— START Data —
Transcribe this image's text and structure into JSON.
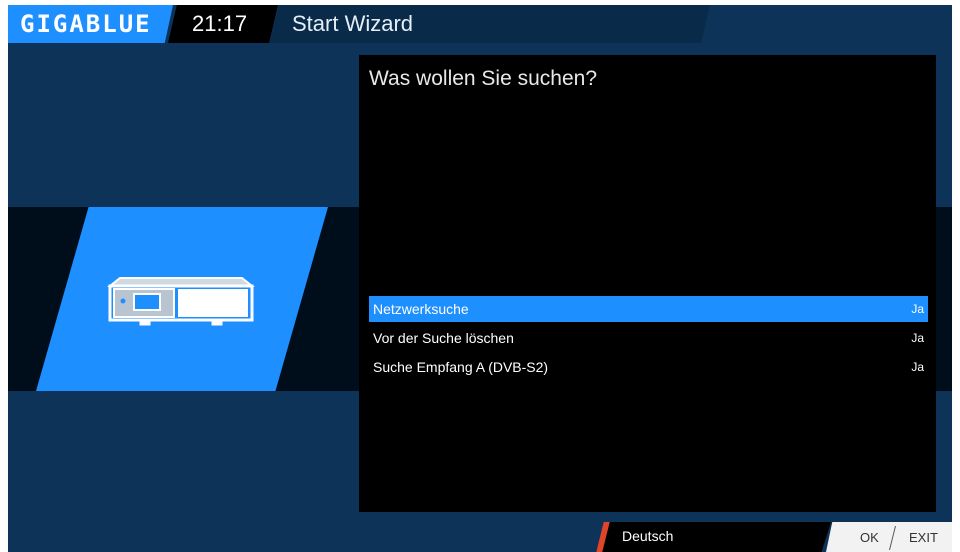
{
  "brand": {
    "logo": "GIGABLUE"
  },
  "header": {
    "time": "21:17",
    "title": "Start Wizard"
  },
  "wizard": {
    "question": "Was wollen Sie suchen?",
    "options": [
      {
        "label": "Netzwerksuche",
        "value": "Ja",
        "selected": true
      },
      {
        "label": "Vor der Suche löschen",
        "value": "Ja",
        "selected": false
      },
      {
        "label": "Suche Empfang A (DVB-S2)",
        "value": "Ja",
        "selected": false
      }
    ]
  },
  "footer": {
    "language": "Deutsch",
    "ok": "OK",
    "exit": "EXIT"
  },
  "icons": {
    "device": "receiver-icon"
  },
  "colors": {
    "accent": "#1e8fff",
    "background": "#0d3358",
    "panel": "#000000",
    "red_key": "#e0452a"
  }
}
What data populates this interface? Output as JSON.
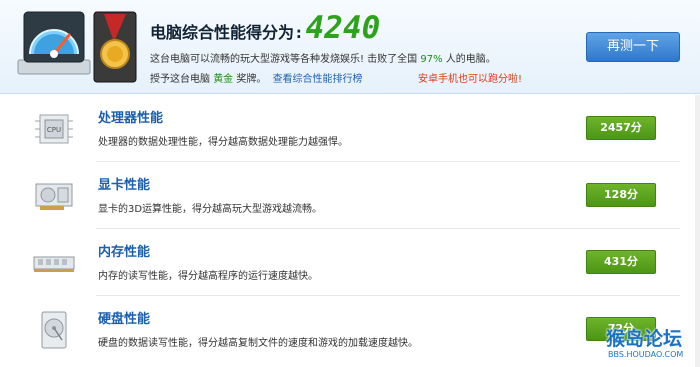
{
  "header": {
    "score_label": "电脑综合性能得分为:",
    "score_value": "4240",
    "line1_before": "这台电脑可以流畅的玩大型游戏等各种发烧娱乐! 击败了全国",
    "line1_pct": "97%",
    "line1_after": "人的电脑。",
    "line2_before": "授予这台电脑",
    "line2_badge": "黄金",
    "line2_mid": "奖牌。",
    "rank_link": "查看综合性能排行榜",
    "promo": "安卓手机也可以跑分啦!",
    "retest_label": "再测一下"
  },
  "items": [
    {
      "icon": "cpu-icon",
      "name": "处理器性能",
      "desc": "处理器的数据处理性能，得分越高数据处理能力越强悍。",
      "score": "2457分"
    },
    {
      "icon": "graphics-card-icon",
      "name": "显卡性能",
      "desc": "显卡的3D运算性能，得分越高玩大型游戏越流畅。",
      "score": "128分"
    },
    {
      "icon": "memory-icon",
      "name": "内存性能",
      "desc": "内存的读写性能，得分越高程序的运行速度越快。",
      "score": "431分"
    },
    {
      "icon": "hard-disk-icon",
      "name": "硬盘性能",
      "desc": "硬盘的数据读写性能，得分越高复制文件的速度和游戏的加载速度越快。",
      "score": "72分"
    }
  ],
  "watermark": {
    "main": "猴岛论坛",
    "sub": "BBS.HOUDAO.COM"
  }
}
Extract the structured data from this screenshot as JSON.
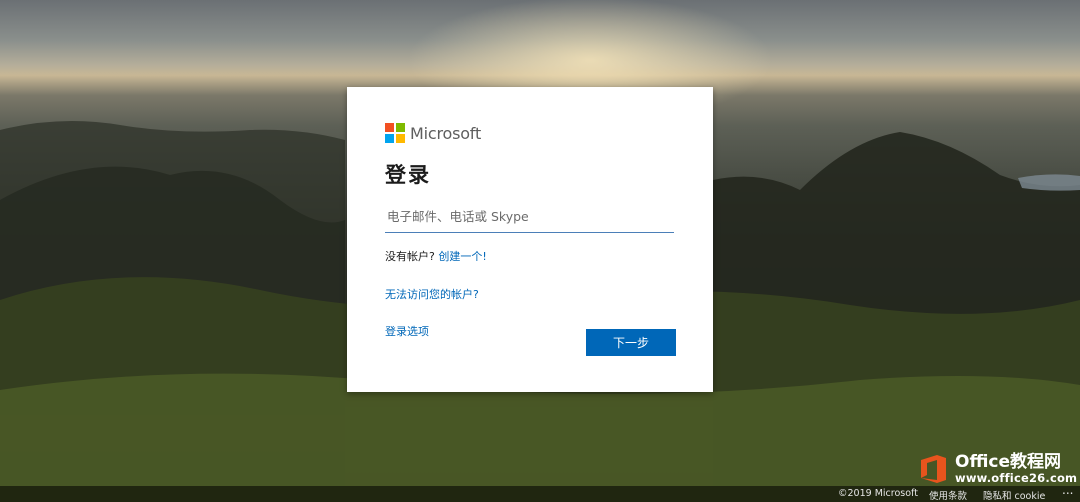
— END Data —
- [Exercise prompt]
In the records above, how many lines include "JSON"? Give that number and nothing more.

- [Task response]
3